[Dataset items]
_____
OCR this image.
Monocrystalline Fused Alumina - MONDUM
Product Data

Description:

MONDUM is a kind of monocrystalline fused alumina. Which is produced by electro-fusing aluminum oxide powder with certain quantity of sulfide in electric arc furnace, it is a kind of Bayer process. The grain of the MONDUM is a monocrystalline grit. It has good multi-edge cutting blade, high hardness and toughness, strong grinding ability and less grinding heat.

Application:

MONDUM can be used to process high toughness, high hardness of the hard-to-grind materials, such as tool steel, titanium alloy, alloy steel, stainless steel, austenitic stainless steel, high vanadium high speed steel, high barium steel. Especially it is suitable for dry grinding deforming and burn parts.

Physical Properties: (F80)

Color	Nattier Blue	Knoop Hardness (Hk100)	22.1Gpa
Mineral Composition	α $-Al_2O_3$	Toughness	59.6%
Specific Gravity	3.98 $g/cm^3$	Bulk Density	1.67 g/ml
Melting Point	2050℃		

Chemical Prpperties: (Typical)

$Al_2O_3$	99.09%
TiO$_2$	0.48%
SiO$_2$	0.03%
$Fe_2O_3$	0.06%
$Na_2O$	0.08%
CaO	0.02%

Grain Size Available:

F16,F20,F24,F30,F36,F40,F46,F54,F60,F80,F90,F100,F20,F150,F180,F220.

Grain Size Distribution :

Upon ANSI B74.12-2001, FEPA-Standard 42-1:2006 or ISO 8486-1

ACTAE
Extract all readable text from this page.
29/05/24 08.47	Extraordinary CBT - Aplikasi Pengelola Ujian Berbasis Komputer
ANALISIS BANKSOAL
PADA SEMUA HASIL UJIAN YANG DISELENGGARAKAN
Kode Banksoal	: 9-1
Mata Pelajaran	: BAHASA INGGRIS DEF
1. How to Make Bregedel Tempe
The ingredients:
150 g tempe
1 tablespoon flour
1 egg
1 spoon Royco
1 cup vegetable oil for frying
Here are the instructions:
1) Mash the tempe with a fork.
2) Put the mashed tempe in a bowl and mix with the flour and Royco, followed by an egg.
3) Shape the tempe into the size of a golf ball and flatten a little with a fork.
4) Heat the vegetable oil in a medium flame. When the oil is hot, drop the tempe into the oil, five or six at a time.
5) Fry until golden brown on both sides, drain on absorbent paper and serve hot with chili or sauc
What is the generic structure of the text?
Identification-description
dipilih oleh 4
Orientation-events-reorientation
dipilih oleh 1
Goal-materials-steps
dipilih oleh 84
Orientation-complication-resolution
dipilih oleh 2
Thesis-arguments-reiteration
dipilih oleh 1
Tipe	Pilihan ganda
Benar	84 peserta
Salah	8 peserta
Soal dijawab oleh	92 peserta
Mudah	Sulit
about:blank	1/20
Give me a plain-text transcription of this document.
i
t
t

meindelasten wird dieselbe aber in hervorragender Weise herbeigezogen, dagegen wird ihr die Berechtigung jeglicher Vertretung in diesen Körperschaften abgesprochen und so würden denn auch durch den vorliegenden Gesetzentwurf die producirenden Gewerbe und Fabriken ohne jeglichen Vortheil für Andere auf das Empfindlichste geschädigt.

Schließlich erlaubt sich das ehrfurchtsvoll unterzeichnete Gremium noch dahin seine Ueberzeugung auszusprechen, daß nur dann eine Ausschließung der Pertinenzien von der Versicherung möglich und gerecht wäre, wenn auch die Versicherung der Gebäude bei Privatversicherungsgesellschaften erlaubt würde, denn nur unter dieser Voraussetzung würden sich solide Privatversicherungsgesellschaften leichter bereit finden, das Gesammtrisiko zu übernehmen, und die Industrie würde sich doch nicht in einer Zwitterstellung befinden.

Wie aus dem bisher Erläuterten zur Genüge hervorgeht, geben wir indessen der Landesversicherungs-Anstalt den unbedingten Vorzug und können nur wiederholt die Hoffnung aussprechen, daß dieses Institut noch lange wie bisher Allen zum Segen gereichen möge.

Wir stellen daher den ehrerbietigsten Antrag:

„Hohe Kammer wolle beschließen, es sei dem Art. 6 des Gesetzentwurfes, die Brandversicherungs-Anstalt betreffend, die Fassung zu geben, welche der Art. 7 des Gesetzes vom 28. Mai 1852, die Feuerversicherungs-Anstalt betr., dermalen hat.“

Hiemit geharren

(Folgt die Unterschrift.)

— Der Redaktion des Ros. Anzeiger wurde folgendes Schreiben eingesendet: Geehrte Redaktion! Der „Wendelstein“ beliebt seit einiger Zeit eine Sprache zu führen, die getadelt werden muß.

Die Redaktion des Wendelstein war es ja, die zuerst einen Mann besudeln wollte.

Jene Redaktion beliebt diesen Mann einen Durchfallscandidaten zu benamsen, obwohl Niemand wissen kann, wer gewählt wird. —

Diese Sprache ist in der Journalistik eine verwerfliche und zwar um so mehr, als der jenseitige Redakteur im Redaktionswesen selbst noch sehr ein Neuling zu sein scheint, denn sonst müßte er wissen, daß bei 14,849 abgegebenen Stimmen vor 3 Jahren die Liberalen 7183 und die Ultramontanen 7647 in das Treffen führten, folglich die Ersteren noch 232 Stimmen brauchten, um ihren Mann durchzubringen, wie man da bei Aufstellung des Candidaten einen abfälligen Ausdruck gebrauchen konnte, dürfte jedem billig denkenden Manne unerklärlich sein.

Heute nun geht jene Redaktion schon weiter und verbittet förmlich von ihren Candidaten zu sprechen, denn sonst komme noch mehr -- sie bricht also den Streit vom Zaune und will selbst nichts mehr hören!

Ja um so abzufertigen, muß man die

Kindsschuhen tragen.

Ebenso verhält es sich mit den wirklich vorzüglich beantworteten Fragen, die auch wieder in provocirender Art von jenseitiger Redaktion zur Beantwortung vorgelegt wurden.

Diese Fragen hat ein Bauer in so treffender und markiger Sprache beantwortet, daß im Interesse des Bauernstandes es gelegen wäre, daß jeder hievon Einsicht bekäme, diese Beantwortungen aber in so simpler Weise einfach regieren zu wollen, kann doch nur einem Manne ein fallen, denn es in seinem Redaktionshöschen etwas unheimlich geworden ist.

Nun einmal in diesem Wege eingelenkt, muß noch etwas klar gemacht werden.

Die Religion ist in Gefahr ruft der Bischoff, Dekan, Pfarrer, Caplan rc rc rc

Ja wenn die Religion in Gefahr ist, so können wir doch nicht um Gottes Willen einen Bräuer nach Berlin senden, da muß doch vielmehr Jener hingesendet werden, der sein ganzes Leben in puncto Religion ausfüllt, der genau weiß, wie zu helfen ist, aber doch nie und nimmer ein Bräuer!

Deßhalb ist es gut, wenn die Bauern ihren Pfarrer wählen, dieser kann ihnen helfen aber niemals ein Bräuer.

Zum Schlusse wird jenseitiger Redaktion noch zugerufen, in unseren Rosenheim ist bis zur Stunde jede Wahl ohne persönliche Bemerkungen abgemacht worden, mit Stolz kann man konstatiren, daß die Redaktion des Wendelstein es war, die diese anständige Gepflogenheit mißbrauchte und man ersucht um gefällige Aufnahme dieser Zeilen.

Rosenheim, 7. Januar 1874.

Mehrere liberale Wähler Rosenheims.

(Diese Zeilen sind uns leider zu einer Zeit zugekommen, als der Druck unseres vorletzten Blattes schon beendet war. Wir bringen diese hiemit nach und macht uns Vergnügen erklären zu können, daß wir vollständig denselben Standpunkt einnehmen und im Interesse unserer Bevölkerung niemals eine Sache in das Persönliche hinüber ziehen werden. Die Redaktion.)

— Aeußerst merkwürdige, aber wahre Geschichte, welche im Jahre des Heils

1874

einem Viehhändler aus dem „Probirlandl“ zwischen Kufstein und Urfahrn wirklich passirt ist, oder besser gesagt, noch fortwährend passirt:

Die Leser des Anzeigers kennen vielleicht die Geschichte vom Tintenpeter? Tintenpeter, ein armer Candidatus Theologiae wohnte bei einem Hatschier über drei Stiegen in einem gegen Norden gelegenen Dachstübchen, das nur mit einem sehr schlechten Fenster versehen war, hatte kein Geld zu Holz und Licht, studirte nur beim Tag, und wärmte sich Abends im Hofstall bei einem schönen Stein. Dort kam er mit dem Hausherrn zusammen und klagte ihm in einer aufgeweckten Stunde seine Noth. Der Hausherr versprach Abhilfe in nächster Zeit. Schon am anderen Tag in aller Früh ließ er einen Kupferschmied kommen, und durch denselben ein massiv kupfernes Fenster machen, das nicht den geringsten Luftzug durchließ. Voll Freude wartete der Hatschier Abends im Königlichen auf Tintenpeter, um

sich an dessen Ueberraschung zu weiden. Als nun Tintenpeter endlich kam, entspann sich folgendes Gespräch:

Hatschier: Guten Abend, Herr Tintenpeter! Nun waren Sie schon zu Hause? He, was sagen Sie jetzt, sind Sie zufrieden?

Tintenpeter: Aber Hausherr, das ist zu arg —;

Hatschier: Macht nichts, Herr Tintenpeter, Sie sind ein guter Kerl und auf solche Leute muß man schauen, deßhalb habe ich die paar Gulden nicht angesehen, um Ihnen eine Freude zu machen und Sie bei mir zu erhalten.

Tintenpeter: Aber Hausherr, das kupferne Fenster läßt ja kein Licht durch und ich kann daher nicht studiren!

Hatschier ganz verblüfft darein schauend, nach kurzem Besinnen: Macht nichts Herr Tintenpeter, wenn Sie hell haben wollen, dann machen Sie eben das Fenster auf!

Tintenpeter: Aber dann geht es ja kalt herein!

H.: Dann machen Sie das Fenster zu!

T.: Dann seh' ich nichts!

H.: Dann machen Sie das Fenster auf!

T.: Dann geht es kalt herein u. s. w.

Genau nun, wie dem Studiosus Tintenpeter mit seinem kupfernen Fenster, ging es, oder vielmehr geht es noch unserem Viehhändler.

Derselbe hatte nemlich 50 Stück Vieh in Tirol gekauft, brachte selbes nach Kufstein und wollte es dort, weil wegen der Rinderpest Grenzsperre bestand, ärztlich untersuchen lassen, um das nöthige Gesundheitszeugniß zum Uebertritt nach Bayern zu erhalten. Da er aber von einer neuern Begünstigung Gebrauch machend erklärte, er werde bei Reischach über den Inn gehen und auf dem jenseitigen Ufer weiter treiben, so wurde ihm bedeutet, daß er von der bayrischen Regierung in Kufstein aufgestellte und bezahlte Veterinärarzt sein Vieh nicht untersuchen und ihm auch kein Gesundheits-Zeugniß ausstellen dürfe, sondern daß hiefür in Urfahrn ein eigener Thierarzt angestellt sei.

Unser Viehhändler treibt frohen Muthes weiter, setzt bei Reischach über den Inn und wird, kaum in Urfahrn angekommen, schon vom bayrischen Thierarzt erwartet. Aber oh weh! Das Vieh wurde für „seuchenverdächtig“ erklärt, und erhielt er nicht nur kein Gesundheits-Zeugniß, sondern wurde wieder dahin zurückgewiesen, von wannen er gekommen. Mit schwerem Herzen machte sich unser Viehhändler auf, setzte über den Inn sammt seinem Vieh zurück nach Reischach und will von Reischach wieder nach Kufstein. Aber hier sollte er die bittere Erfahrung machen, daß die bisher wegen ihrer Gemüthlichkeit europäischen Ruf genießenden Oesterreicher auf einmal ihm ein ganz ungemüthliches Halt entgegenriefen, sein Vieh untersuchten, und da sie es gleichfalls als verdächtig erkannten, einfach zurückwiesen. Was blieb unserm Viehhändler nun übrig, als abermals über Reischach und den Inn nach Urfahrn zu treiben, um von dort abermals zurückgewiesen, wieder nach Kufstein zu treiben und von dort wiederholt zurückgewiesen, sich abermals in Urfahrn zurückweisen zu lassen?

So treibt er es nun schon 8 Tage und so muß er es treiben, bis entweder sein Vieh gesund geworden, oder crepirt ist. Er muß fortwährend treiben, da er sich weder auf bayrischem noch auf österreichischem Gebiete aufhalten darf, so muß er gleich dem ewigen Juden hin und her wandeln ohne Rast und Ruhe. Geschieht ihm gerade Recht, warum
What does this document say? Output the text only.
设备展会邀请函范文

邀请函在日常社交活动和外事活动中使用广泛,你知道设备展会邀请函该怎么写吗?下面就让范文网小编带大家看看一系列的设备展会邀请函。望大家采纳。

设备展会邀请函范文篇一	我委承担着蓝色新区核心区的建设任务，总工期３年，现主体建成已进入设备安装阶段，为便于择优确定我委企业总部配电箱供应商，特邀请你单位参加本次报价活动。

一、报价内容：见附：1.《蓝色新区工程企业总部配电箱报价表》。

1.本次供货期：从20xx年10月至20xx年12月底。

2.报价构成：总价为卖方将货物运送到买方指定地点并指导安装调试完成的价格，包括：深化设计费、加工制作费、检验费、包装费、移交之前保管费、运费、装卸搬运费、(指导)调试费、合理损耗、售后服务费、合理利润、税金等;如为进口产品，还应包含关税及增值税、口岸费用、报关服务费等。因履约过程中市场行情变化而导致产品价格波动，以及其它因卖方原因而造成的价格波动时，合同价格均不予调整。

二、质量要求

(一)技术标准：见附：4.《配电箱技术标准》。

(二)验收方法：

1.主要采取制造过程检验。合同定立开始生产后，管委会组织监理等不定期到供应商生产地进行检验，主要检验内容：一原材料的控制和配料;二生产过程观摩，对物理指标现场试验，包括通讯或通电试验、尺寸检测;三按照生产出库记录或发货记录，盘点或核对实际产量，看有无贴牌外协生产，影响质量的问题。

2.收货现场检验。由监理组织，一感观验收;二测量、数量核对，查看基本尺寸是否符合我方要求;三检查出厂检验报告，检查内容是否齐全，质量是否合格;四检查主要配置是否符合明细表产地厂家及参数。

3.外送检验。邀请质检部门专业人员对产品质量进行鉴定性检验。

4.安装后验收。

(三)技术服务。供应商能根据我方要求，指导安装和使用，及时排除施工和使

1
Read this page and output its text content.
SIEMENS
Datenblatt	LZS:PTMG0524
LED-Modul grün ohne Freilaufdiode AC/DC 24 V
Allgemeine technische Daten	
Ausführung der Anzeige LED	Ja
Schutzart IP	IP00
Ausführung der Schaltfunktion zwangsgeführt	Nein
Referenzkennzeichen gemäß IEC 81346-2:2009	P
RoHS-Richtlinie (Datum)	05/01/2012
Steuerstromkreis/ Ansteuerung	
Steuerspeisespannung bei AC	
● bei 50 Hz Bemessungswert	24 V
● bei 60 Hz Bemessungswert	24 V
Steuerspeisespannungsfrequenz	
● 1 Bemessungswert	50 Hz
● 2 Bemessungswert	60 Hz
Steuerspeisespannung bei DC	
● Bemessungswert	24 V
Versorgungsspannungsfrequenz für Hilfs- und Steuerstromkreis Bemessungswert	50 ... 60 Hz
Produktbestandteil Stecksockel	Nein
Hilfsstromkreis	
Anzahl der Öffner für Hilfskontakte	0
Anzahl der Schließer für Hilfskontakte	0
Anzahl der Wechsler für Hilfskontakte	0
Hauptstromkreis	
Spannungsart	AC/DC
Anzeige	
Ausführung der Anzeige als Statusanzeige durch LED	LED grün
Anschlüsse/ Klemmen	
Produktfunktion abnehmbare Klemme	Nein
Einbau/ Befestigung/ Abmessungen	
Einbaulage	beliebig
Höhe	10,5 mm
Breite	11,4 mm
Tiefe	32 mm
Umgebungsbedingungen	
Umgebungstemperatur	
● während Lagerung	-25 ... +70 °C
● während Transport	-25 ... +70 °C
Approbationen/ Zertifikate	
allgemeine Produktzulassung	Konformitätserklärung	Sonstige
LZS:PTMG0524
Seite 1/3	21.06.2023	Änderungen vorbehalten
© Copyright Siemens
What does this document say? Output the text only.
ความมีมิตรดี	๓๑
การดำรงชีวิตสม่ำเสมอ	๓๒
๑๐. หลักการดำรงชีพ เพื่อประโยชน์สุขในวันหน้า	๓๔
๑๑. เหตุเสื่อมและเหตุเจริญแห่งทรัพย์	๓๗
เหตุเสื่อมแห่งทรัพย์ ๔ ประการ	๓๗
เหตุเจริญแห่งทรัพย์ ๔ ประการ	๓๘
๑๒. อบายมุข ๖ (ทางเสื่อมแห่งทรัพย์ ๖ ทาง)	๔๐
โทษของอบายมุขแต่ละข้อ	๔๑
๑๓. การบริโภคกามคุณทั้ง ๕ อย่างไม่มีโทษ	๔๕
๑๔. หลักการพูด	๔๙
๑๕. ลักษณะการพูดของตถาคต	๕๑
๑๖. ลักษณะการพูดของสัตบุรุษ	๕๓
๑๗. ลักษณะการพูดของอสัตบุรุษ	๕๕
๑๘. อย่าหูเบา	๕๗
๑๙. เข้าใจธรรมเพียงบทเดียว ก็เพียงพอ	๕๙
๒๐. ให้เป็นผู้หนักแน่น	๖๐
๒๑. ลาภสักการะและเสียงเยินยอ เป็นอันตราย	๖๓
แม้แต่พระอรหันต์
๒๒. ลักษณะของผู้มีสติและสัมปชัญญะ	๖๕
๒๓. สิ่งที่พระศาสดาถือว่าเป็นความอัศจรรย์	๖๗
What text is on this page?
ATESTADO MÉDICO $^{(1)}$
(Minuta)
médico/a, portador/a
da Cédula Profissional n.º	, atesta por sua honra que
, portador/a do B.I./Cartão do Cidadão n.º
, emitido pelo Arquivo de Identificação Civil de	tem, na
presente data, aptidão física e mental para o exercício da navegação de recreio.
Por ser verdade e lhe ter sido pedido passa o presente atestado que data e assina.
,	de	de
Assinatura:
_____
Given task —
Provide the count, and nothing else, of lines in the data above where the word "Steuerstromkreis" occurs.

Reply —
2